▸ **Records**
**********
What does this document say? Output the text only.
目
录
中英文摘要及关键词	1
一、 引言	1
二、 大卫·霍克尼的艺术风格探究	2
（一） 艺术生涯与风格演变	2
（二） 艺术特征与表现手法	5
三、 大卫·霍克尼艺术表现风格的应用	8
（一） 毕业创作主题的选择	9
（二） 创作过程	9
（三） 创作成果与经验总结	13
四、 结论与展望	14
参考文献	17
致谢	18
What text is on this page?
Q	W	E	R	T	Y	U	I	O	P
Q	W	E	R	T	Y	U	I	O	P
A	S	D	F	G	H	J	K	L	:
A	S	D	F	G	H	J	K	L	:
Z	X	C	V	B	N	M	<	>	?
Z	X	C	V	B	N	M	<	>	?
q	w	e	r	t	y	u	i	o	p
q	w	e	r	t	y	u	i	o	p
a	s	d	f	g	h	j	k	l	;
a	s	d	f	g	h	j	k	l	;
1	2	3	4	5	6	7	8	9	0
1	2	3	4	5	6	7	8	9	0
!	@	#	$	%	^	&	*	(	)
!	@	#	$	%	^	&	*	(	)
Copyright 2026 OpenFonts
**********
▸ **TASK**
Copy each line of the data above that holds "this".

▸ **TASK RESPONSE**
What does this document say? Output the text only.
What text is on this page?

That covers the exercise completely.